### SHORT PROBLEM
Retype the material that follows, keeping every word as it is.

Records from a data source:
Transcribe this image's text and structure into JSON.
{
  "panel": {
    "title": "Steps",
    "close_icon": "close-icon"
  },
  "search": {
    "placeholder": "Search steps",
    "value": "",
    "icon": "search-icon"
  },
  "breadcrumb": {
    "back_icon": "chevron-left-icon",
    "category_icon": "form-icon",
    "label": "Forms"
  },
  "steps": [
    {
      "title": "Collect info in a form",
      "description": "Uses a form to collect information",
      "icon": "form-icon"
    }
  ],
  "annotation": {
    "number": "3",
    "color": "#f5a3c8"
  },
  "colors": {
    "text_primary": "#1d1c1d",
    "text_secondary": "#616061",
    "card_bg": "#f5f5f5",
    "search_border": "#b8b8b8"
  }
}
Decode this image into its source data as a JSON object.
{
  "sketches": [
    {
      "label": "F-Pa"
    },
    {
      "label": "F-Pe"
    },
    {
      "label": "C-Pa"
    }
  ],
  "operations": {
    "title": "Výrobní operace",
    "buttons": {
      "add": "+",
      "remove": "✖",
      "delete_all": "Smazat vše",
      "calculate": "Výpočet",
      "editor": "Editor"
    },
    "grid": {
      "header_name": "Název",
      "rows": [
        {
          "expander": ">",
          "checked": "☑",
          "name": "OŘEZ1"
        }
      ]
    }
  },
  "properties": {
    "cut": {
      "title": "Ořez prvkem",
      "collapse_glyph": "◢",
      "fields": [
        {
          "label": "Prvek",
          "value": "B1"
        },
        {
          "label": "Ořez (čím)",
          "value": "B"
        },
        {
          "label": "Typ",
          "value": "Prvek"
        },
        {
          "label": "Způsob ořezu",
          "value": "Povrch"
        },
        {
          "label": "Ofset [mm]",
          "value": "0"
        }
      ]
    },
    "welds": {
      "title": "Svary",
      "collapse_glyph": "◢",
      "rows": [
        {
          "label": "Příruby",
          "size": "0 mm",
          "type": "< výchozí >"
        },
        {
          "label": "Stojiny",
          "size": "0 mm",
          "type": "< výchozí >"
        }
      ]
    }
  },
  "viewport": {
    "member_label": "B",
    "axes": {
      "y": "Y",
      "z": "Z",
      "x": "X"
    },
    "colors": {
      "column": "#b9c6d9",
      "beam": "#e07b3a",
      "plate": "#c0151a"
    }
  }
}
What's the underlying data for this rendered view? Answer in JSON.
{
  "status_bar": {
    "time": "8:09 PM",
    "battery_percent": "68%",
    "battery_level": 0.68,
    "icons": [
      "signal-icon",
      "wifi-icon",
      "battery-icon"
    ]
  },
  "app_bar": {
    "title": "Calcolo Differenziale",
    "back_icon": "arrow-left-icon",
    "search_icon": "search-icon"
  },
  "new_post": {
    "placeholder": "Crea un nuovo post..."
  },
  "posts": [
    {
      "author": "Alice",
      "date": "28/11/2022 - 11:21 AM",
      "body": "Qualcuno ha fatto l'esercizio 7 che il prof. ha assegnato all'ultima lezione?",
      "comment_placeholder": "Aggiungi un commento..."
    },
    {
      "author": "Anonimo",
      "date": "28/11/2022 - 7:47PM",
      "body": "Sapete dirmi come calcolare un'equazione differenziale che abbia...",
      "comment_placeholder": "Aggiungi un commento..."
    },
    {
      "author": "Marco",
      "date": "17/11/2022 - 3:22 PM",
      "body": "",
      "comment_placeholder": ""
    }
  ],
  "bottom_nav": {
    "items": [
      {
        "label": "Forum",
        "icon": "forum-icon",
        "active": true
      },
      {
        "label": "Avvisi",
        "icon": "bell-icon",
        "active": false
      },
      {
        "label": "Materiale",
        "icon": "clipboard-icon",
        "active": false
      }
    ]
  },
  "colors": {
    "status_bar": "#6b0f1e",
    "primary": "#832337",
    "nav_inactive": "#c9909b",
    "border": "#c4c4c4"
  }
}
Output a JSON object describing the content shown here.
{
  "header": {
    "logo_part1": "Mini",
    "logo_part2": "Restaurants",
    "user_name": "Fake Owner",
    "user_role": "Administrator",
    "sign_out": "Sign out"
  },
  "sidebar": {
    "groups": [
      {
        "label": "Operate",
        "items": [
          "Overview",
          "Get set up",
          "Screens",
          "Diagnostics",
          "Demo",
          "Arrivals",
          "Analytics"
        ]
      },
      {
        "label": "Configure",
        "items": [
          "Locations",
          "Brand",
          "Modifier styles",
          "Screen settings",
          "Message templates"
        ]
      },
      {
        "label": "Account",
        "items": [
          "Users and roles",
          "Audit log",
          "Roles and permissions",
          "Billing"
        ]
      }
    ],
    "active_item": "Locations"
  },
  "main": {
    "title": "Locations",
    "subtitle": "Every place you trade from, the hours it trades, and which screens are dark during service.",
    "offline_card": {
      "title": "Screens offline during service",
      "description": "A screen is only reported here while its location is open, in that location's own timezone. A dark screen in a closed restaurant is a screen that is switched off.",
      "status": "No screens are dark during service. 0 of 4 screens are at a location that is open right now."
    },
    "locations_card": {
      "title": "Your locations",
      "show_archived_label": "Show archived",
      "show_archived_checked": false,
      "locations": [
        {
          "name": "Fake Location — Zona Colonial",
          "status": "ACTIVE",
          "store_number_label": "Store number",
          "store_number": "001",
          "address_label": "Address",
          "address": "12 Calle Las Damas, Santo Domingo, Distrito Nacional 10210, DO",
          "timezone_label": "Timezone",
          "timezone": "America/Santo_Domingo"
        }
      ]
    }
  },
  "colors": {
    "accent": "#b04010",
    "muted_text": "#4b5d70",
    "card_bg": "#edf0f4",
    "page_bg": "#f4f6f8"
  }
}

### SOLUTION TO THE PROBLEM
Transcribe this image's text and structure into JSON.
{
  "panel": {
    "title": "Steps",
    "close_icon": "close-icon"
  },
  "search": {
    "placeholder": "Search steps",
    "value": "",
    "icon": "search-icon"
  },
  "breadcrumb": {
    "back_icon": "chevron-left-icon",
    "category_icon": "form-icon",
    "label": "Forms"
  },
  "steps": [
    {
      "title": "Collect info in a form",
      "description": "Uses a form to collect information",
      "icon": "form-icon"
    }
  ],
  "annotation": {
    "number": "3",
    "color": "#f5a3c8"
  },
  "colors": {
    "text_primary": "#1d1c1d",
    "text_secondary": "#616061",
    "card_bg": "#f5f5f5",
    "search_border": "#b8b8b8"
  }
}
Decode this image into its source data as a JSON object.
{
  "sketches": [
    {
      "label": "F-Pa"
    },
    {
      "label": "F-Pe"
    },
    {
      "label": "C-Pa"
    }
  ],
  "operations": {
    "title": "Výrobní operace",
    "buttons": {
      "add": "+",
      "remove": "✖",
      "delete_all": "Smazat vše",
      "calculate": "Výpočet",
      "editor": "Editor"
    },
    "grid": {
      "header_name": "Název",
      "rows": [
        {
          "expander": ">",
          "checked": "☑",
          "name": "OŘEZ1"
        }
      ]
    }
  },
  "properties": {
    "cut": {
      "title": "Ořez prvkem",
      "collapse_glyph": "◢",
      "fields": [
        {
          "label": "Prvek",
          "value": "B1"
        },
        {
          "label": "Ořez (čím)",
          "value": "B"
        },
        {
          "label": "Typ",
          "value": "Prvek"
        },
        {
          "label": "Způsob ořezu",
          "value": "Povrch"
        },
        {
          "label": "Ofset [mm]",
          "value": "0"
        }
      ]
    },
    "welds": {
      "title": "Svary",
      "collapse_glyph": "◢",
      "rows": [
        {
          "label": "Příruby",
          "size": "0 mm",
          "type": "< výchozí >"
        },
        {
          "label": "Stojiny",
          "size": "0 mm",
          "type": "< výchozí >"
        }
      ]
    }
  },
  "viewport": {
    "member_label": "B",
    "axes": {
      "y": "Y",
      "z": "Z",
      "x": "X"
    },
    "colors": {
      "column": "#b9c6d9",
      "beam": "#e07b3a",
      "plate": "#c0151a"
    }
  }
}
What's the underlying data for this rendered view? Answer in JSON.
{
  "status_bar": {
    "time": "8:09 PM",
    "battery_percent": "68%",
    "battery_level": 0.68,
    "icons": [
      "signal-icon",
      "wifi-icon",
      "battery-icon"
    ]
  },
  "app_bar": {
    "title": "Calcolo Differenziale",
    "back_icon": "arrow-left-icon",
    "search_icon": "search-icon"
  },
  "new_post": {
    "placeholder": "Crea un nuovo post..."
  },
  "posts": [
    {
      "author": "Alice",
      "date": "28/11/2022 - 11:21 AM",
      "body": "Qualcuno ha fatto l'esercizio 7 che il prof. ha assegnato all'ultima lezione?",
      "comment_placeholder": "Aggiungi un commento..."
    },
    {
      "author": "Anonimo",
      "date": "28/11/2022 - 7:47PM",
      "body": "Sapete dirmi come calcolare un'equazione differenziale che abbia...",
      "comment_placeholder": "Aggiungi un commento..."
    },
    {
      "author": "Marco",
      "date": "17/11/2022 - 3:22 PM",
      "body": "",
      "comment_placeholder": ""
    }
  ],
  "bottom_nav": {
    "items": [
      {
        "label": "Forum",
        "icon": "forum-icon",
        "active": true
      },
      {
        "label": "Avvisi",
        "icon": "bell-icon",
        "active": false
      },
      {
        "label": "Materiale",
        "icon": "clipboard-icon",
        "active": false
      }
    ]
  },
  "colors": {
    "status_bar": "#6b0f1e",
    "primary": "#832337",
    "nav_inactive": "#c9909b",
    "border": "#c4c4c4"
  }
}
Output a JSON object describing the content shown here.
{
  "header": {
    "logo_part1": "Mini",
    "logo_part2": "Restaurants",
    "user_name": "Fake Owner",
    "user_role": "Administrator",
    "sign_out": "Sign out"
  },
  "sidebar": {
    "groups": [
      {
        "label": "Operate",
        "items": [
          "Overview",
          "Get set up",
          "Screens",
          "Diagnostics",
          "Demo",
          "Arrivals",
          "Analytics"
        ]
      },
      {
        "label": "Configure",
        "items": [
          "Locations",
          "Brand",
          "Modifier styles",
          "Screen settings",
          "Message templates"
        ]
      },
      {
        "label": "Account",
        "items": [
          "Users and roles",
          "Audit log",
          "Roles and permissions",
          "Billing"
        ]
      }
    ],
    "active_item": "Locations"
  },
  "main": {
    "title": "Locations",
    "subtitle": "Every place you trade from, the hours it trades, and which screens are dark during service.",
    "offline_card": {
      "title": "Screens offline during service",
      "description": "A screen is only reported here while its location is open, in that location's own timezone. A dark screen in a closed restaurant is a screen that is switched off.",
      "status": "No screens are dark during service. 0 of 4 screens are at a location that is open right now."
    },
    "locations_card": {
      "title": "Your locations",
      "show_archived_label": "Show archived",
      "show_archived_checked": false,
      "locations": [
        {
          "name": "Fake Location — Zona Colonial",
          "status": "ACTIVE",
          "store_number_label": "Store number",
          "store_number": "001",
          "address_label": "Address",
          "address": "12 Calle Las Damas, Santo Domingo, Distrito Nacional 10210, DO",
          "timezone_label": "Timezone",
          "timezone": "America/Santo_Domingo"
        }
      ]
    }
  },
  "colors": {
    "accent": "#b04010",
    "muted_text": "#4b5d70",
    "card_bg": "#edf0f4",
    "page_bg": "#f4f6f8"
  }
}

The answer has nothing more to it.